**SET TASK**. Every line below that mentions the word "отсутствие" should be copied out.

#### RECORDS FOR PROCESSING

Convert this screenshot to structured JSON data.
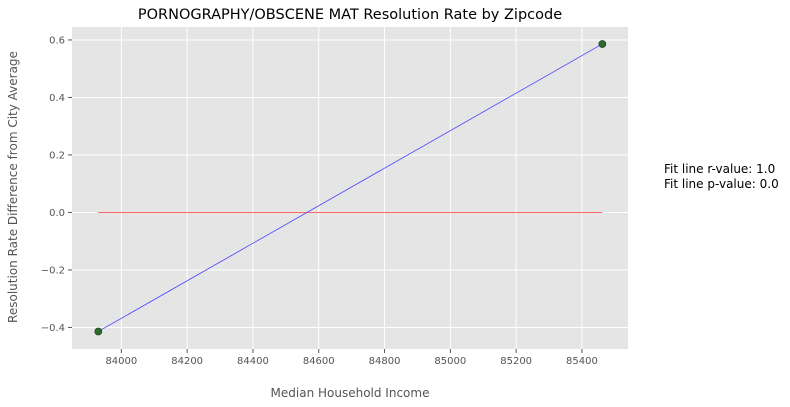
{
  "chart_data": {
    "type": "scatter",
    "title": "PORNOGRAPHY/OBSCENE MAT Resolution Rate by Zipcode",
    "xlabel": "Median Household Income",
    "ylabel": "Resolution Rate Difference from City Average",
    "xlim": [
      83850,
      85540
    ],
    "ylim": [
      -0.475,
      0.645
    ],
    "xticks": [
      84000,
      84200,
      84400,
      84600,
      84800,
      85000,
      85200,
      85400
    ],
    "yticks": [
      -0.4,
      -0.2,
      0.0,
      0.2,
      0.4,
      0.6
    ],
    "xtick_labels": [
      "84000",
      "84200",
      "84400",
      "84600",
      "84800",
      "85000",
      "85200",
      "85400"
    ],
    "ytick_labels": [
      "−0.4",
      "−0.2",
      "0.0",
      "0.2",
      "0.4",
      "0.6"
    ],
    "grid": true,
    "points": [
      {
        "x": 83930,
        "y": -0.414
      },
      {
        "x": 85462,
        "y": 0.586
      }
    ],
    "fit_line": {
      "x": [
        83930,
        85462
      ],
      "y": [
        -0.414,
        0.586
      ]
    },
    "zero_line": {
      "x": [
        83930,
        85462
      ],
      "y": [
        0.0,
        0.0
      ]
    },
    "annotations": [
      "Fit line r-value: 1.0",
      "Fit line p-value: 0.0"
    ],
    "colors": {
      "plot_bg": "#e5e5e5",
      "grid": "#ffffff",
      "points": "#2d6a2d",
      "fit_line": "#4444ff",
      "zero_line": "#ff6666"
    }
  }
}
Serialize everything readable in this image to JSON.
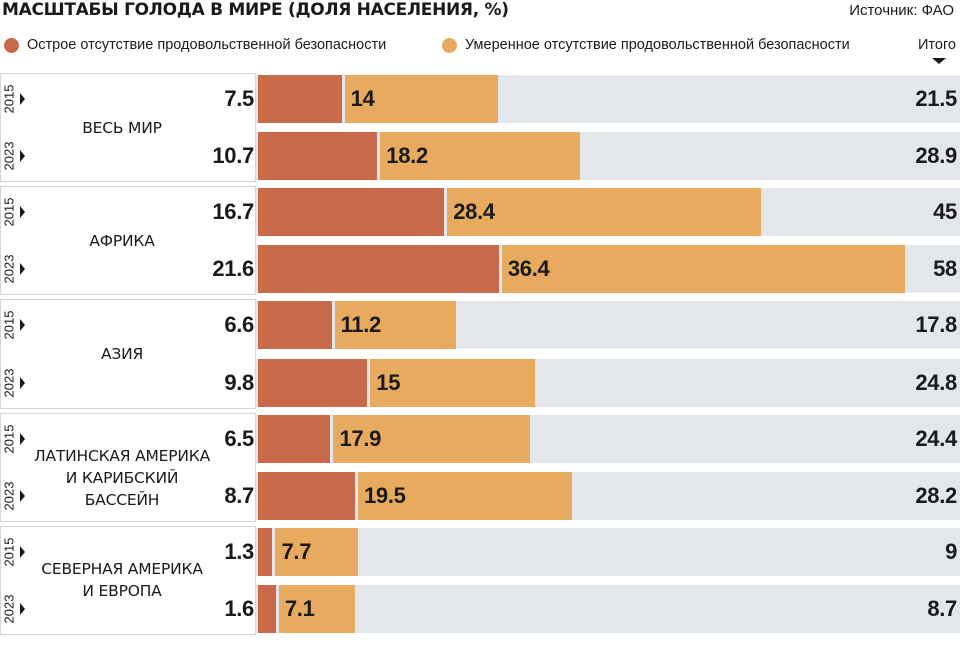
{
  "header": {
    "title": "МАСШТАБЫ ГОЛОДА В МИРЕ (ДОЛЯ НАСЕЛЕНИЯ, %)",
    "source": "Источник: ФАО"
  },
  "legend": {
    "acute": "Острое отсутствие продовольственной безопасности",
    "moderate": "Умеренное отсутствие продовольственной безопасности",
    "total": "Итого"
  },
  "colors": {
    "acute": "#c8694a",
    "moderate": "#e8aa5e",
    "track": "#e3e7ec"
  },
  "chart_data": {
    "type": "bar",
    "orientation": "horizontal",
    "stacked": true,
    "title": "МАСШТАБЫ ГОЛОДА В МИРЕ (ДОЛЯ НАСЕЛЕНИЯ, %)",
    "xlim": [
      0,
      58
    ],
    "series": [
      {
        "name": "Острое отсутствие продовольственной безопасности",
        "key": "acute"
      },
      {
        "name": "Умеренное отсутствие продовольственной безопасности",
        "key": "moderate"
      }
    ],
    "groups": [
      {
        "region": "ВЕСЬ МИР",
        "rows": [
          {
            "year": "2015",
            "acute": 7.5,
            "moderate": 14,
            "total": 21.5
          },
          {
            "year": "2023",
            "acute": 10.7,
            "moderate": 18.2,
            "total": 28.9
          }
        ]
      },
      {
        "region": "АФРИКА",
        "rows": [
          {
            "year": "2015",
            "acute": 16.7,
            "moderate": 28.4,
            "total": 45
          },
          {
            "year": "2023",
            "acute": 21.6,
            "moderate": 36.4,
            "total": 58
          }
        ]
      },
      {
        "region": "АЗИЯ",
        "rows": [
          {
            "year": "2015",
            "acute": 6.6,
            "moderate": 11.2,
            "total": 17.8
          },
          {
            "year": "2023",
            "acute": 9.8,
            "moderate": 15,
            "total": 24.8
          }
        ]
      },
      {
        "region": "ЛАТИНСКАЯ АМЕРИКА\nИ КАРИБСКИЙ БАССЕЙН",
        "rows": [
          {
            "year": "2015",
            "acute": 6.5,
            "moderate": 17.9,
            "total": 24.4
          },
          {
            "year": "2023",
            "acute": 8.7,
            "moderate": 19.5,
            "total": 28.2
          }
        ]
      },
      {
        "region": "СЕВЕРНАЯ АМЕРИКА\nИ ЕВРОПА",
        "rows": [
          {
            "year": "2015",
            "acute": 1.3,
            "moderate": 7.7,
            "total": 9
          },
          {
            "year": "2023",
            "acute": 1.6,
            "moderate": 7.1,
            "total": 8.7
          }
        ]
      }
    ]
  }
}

########

**TASK SOLUTION**.
    "acute": "Острое отсутствие продовольственной безопасности",
    "moderate": "Умеренное отсутствие продовольственной безопасности",
        "name": "Острое отсутствие продовольственной безопасности",
        "name": "Умеренное отсутствие продовольственной безопасности",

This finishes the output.